[Data extracted from a collection]

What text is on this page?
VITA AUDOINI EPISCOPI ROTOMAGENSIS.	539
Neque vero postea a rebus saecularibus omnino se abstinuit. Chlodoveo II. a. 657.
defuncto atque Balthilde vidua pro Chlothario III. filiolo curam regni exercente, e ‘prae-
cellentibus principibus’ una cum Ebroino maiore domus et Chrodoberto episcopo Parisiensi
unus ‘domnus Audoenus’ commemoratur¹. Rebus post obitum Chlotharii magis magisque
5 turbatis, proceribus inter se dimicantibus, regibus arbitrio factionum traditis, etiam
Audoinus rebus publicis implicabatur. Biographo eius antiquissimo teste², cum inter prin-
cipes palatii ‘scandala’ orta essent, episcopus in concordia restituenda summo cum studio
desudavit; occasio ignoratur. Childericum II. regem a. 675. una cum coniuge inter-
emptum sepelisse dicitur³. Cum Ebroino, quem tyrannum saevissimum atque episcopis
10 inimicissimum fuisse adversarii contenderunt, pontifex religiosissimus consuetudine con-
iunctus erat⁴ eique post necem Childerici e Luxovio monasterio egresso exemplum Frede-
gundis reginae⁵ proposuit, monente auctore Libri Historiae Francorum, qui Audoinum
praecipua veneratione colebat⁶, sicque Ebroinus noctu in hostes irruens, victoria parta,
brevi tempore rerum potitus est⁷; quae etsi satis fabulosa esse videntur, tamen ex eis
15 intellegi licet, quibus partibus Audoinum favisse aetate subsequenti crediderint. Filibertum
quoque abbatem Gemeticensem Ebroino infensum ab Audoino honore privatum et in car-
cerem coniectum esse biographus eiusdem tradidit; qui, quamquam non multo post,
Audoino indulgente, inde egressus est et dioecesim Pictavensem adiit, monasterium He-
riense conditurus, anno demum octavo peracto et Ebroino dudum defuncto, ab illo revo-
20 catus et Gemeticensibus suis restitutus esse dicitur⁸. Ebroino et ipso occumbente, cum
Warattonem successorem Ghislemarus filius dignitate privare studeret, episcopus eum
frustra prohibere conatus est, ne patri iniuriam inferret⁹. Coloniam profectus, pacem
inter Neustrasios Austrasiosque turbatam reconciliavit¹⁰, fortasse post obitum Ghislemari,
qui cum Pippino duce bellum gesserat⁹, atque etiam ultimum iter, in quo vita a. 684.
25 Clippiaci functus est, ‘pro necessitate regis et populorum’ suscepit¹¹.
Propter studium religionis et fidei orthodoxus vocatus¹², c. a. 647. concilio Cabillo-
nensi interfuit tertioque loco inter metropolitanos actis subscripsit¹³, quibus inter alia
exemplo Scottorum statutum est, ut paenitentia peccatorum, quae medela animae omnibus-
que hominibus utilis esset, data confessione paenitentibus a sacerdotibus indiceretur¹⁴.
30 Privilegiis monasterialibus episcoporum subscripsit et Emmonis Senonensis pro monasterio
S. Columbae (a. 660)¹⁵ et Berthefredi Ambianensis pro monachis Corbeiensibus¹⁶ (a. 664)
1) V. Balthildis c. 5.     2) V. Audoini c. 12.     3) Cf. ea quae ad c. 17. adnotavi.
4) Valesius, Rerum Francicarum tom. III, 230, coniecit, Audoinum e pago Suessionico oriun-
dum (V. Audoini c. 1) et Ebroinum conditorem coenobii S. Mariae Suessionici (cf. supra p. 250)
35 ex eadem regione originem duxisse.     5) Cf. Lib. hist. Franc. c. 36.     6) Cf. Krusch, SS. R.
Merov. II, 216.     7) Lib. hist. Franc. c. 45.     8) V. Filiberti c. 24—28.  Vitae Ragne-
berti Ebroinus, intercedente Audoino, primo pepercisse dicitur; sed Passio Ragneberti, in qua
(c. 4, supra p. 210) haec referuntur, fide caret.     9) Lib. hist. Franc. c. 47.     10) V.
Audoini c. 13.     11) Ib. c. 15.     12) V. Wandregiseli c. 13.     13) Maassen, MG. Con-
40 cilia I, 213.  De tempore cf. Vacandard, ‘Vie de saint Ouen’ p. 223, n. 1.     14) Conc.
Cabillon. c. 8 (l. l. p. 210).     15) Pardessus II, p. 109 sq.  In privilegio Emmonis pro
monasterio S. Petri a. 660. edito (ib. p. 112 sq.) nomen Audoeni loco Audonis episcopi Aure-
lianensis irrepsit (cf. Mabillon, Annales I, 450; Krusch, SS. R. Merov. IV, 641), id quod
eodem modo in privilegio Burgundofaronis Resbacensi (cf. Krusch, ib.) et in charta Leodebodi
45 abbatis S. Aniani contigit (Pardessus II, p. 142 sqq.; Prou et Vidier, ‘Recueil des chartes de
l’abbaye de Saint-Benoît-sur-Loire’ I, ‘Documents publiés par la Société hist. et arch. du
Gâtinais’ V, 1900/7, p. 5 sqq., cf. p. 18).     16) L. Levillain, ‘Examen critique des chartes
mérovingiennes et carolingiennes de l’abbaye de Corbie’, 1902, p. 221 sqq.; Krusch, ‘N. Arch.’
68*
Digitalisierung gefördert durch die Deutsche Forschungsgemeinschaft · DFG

* [THE EXERCISE]
Only a number is expected here: the count of lines in the listing that hold the string "Audoino".

* [SOLUTION TO THE PROBLEM]
3